(Records from a data source)
## Start
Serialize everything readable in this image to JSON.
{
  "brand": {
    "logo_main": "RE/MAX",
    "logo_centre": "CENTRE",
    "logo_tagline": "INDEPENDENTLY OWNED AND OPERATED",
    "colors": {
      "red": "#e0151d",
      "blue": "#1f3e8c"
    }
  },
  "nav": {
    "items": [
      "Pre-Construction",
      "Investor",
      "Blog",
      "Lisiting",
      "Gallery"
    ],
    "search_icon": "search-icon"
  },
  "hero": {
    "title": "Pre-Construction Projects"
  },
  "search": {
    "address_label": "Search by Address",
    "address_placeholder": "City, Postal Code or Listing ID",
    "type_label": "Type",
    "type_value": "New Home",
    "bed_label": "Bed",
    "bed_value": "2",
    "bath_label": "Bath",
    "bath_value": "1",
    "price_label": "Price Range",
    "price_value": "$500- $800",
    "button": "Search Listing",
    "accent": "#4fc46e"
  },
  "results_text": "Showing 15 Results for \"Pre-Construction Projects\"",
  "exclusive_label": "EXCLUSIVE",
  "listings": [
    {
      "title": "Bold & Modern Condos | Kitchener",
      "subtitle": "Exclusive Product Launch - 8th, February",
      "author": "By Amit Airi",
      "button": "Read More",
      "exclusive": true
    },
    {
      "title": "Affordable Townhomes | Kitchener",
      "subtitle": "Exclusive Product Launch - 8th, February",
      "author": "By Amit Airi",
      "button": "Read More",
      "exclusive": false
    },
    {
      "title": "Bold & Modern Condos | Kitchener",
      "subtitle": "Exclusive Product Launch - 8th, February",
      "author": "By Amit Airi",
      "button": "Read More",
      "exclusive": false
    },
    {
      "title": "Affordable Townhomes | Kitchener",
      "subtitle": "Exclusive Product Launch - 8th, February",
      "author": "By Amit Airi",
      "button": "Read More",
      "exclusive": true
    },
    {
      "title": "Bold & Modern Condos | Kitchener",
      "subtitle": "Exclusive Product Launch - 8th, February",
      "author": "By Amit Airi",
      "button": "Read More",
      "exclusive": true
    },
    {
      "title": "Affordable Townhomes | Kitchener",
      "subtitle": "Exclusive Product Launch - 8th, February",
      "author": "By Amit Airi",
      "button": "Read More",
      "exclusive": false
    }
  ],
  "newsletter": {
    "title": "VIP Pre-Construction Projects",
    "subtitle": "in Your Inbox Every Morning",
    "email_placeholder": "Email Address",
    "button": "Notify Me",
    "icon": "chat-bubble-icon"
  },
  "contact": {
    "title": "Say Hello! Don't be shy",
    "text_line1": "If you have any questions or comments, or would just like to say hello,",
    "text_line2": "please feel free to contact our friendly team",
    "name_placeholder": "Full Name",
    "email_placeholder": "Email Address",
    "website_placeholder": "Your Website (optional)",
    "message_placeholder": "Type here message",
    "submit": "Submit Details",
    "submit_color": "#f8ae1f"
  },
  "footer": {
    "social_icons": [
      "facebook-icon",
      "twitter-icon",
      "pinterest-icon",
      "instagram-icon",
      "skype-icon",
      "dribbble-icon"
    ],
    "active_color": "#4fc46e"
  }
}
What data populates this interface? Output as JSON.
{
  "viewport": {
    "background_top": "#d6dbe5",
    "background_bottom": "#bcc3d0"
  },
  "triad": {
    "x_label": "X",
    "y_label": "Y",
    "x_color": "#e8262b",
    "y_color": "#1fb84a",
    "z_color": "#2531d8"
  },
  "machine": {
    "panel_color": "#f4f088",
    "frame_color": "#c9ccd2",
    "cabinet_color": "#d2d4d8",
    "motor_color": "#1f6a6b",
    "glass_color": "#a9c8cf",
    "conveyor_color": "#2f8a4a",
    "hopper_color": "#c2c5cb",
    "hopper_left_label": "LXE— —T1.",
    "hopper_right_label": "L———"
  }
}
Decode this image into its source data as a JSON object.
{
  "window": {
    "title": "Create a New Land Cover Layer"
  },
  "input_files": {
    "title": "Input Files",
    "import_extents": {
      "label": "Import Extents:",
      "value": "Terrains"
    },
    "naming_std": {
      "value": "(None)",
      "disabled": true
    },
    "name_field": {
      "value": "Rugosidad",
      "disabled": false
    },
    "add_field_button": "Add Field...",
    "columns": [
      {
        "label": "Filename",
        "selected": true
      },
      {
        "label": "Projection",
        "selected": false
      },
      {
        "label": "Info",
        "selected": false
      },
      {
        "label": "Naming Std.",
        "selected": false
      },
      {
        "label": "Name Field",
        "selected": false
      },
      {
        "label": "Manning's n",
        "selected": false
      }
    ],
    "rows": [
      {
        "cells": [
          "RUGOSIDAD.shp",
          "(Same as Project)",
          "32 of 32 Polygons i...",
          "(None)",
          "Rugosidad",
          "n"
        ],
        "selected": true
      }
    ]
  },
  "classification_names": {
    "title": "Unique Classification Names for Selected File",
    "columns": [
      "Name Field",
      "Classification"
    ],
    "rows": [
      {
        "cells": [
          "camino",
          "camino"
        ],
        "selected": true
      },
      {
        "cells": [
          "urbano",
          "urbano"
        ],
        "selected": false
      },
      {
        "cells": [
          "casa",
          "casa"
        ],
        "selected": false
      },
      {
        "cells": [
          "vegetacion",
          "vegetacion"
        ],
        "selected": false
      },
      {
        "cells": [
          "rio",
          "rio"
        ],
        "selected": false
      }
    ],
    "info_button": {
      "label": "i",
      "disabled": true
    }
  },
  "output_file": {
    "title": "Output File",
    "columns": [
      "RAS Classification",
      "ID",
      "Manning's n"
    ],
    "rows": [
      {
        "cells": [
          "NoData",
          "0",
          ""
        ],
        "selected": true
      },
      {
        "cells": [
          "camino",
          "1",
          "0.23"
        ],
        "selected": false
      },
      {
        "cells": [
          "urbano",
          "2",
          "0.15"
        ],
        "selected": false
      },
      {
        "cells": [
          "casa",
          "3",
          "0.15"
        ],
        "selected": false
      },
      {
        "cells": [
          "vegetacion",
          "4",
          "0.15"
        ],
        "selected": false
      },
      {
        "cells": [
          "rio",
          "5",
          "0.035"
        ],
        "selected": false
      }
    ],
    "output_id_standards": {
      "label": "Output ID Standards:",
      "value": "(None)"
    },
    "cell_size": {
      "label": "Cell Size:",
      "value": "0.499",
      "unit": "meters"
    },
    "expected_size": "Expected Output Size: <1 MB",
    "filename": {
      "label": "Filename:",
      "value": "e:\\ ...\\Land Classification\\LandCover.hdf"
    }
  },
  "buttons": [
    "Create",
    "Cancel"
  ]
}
## End
Copy out all of the records above with nothing altered.

Solution to the exercise
Serialize everything readable in this image to JSON.
{
  "brand": {
    "logo_main": "RE/MAX",
    "logo_centre": "CENTRE",
    "logo_tagline": "INDEPENDENTLY OWNED AND OPERATED",
    "colors": {
      "red": "#e0151d",
      "blue": "#1f3e8c"
    }
  },
  "nav": {
    "items": [
      "Pre-Construction",
      "Investor",
      "Blog",
      "Lisiting",
      "Gallery"
    ],
    "search_icon": "search-icon"
  },
  "hero": {
    "title": "Pre-Construction Projects"
  },
  "search": {
    "address_label": "Search by Address",
    "address_placeholder": "City, Postal Code or Listing ID",
    "type_label": "Type",
    "type_value": "New Home",
    "bed_label": "Bed",
    "bed_value": "2",
    "bath_label": "Bath",
    "bath_value": "1",
    "price_label": "Price Range",
    "price_value": "$500- $800",
    "button": "Search Listing",
    "accent": "#4fc46e"
  },
  "results_text": "Showing 15 Results for \"Pre-Construction Projects\"",
  "exclusive_label": "EXCLUSIVE",
  "listings": [
    {
      "title": "Bold & Modern Condos | Kitchener",
      "subtitle": "Exclusive Product Launch - 8th, February",
      "author": "By Amit Airi",
      "button": "Read More",
      "exclusive": true
    },
    {
      "title": "Affordable Townhomes | Kitchener",
      "subtitle": "Exclusive Product Launch - 8th, February",
      "author": "By Amit Airi",
      "button": "Read More",
      "exclusive": false
    },
    {
      "title": "Bold & Modern Condos | Kitchener",
      "subtitle": "Exclusive Product Launch - 8th, February",
      "author": "By Amit Airi",
      "button": "Read More",
      "exclusive": false
    },
    {
      "title": "Affordable Townhomes | Kitchener",
      "subtitle": "Exclusive Product Launch - 8th, February",
      "author": "By Amit Airi",
      "button": "Read More",
      "exclusive": true
    },
    {
      "title": "Bold & Modern Condos | Kitchener",
      "subtitle": "Exclusive Product Launch - 8th, February",
      "author": "By Amit Airi",
      "button": "Read More",
      "exclusive": true
    },
    {
      "title": "Affordable Townhomes | Kitchener",
      "subtitle": "Exclusive Product Launch - 8th, February",
      "author": "By Amit Airi",
      "button": "Read More",
      "exclusive": false
    }
  ],
  "newsletter": {
    "title": "VIP Pre-Construction Projects",
    "subtitle": "in Your Inbox Every Morning",
    "email_placeholder": "Email Address",
    "button": "Notify Me",
    "icon": "chat-bubble-icon"
  },
  "contact": {
    "title": "Say Hello! Don't be shy",
    "text_line1": "If you have any questions or comments, or would just like to say hello,",
    "text_line2": "please feel free to contact our friendly team",
    "name_placeholder": "Full Name",
    "email_placeholder": "Email Address",
    "website_placeholder": "Your Website (optional)",
    "message_placeholder": "Type here message",
    "submit": "Submit Details",
    "submit_color": "#f8ae1f"
  },
  "footer": {
    "social_icons": [
      "facebook-icon",
      "twitter-icon",
      "pinterest-icon",
      "instagram-icon",
      "skype-icon",
      "dribbble-icon"
    ],
    "active_color": "#4fc46e"
  }
}
What data populates this interface? Output as JSON.
{
  "viewport": {
    "background_top": "#d6dbe5",
    "background_bottom": "#bcc3d0"
  },
  "triad": {
    "x_label": "X",
    "y_label": "Y",
    "x_color": "#e8262b",
    "y_color": "#1fb84a",
    "z_color": "#2531d8"
  },
  "machine": {
    "panel_color": "#f4f088",
    "frame_color": "#c9ccd2",
    "cabinet_color": "#d2d4d8",
    "motor_color": "#1f6a6b",
    "glass_color": "#a9c8cf",
    "conveyor_color": "#2f8a4a",
    "hopper_color": "#c2c5cb",
    "hopper_left_label": "LXE— —T1.",
    "hopper_right_label": "L———"
  }
}
Decode this image into its source data as a JSON object.
{
  "window": {
    "title": "Create a New Land Cover Layer"
  },
  "input_files": {
    "title": "Input Files",
    "import_extents": {
      "label": "Import Extents:",
      "value": "Terrains"
    },
    "naming_std": {
      "value": "(None)",
      "disabled": true
    },
    "name_field": {
      "value": "Rugosidad",
      "disabled": false
    },
    "add_field_button": "Add Field...",
    "columns": [
      {
        "label": "Filename",
        "selected": true
      },
      {
        "label": "Projection",
        "selected": false
      },
      {
        "label": "Info",
        "selected": false
      },
      {
        "label": "Naming Std.",
        "selected": false
      },
      {
        "label": "Name Field",
        "selected": false
      },
      {
        "label": "Manning's n",
        "selected": false
      }
    ],
    "rows": [
      {
        "cells": [
          "RUGOSIDAD.shp",
          "(Same as Project)",
          "32 of 32 Polygons i...",
          "(None)",
          "Rugosidad",
          "n"
        ],
        "selected": true
      }
    ]
  },
  "classification_names": {
    "title": "Unique Classification Names for Selected File",
    "columns": [
      "Name Field",
      "Classification"
    ],
    "rows": [
      {
        "cells": [
          "camino",
          "camino"
        ],
        "selected": true
      },
      {
        "cells": [
          "urbano",
          "urbano"
        ],
        "selected": false
      },
      {
        "cells": [
          "casa",
          "casa"
        ],
        "selected": false
      },
      {
        "cells": [
          "vegetacion",
          "vegetacion"
        ],
        "selected": false
      },
      {
        "cells": [
          "rio",
          "rio"
        ],
        "selected": false
      }
    ],
    "info_button": {
      "label": "i",
      "disabled": true
    }
  },
  "output_file": {
    "title": "Output File",
    "columns": [
      "RAS Classification",
      "ID",
      "Manning's n"
    ],
    "rows": [
      {
        "cells": [
          "NoData",
          "0",
          ""
        ],
        "selected": true
      },
      {
        "cells": [
          "camino",
          "1",
          "0.23"
        ],
        "selected": false
      },
      {
        "cells": [
          "urbano",
          "2",
          "0.15"
        ],
        "selected": false
      },
      {
        "cells": [
          "casa",
          "3",
          "0.15"
        ],
        "selected": false
      },
      {
        "cells": [
          "vegetacion",
          "4",
          "0.15"
        ],
        "selected": false
      },
      {
        "cells": [
          "rio",
          "5",
          "0.035"
        ],
        "selected": false
      }
    ],
    "output_id_standards": {
      "label": "Output ID Standards:",
      "value": "(None)"
    },
    "cell_size": {
      "label": "Cell Size:",
      "value": "0.499",
      "unit": "meters"
    },
    "expected_size": "Expected Output Size: <1 MB",
    "filename": {
      "label": "Filename:",
      "value": "e:\\ ...\\Land Classification\\LandCover.hdf"
    }
  },
  "buttons": [
    "Create",
    "Cancel"
  ]
}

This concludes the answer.